### Instruction
Reproduce the data exactly.

### Supplied material

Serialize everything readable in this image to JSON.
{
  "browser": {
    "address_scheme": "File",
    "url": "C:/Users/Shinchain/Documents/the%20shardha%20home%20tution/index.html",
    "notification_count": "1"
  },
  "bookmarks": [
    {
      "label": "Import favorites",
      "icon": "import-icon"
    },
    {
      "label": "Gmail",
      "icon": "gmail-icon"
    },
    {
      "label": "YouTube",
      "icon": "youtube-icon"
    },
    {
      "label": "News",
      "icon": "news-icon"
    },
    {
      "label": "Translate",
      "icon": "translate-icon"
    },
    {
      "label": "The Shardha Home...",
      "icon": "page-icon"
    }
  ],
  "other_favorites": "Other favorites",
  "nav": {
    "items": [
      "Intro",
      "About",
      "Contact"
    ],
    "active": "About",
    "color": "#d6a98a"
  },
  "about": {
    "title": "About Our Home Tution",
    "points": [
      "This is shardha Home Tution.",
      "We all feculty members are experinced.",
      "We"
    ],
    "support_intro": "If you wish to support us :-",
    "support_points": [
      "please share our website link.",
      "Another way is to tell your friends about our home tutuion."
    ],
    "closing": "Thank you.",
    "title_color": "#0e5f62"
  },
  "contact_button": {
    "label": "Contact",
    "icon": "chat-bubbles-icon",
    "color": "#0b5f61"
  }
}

### Answer to the exercise
Serialize everything readable in this image to JSON.
{
  "browser": {
    "address_scheme": "File",
    "url": "C:/Users/Shinchain/Documents/the%20shardha%20home%20tution/index.html",
    "notification_count": "1"
  },
  "bookmarks": [
    {
      "label": "Import favorites",
      "icon": "import-icon"
    },
    {
      "label": "Gmail",
      "icon": "gmail-icon"
    },
    {
      "label": "YouTube",
      "icon": "youtube-icon"
    },
    {
      "label": "News",
      "icon": "news-icon"
    },
    {
      "label": "Translate",
      "icon": "translate-icon"
    },
    {
      "label": "The Shardha Home...",
      "icon": "page-icon"
    }
  ],
  "other_favorites": "Other favorites",
  "nav": {
    "items": [
      "Intro",
      "About",
      "Contact"
    ],
    "active": "About",
    "color": "#d6a98a"
  },
  "about": {
    "title": "About Our Home Tution",
    "points": [
      "This is shardha Home Tution.",
      "We all feculty members are experinced.",
      "We"
    ],
    "support_intro": "If you wish to support us :-",
    "support_points": [
      "please share our website link.",
      "Another way is to tell your friends about our home tutuion."
    ],
    "closing": "Thank you.",
    "title_color": "#0e5f62"
  },
  "contact_button": {
    "label": "Contact",
    "icon": "chat-bubbles-icon",
    "color": "#0b5f61"
  }
}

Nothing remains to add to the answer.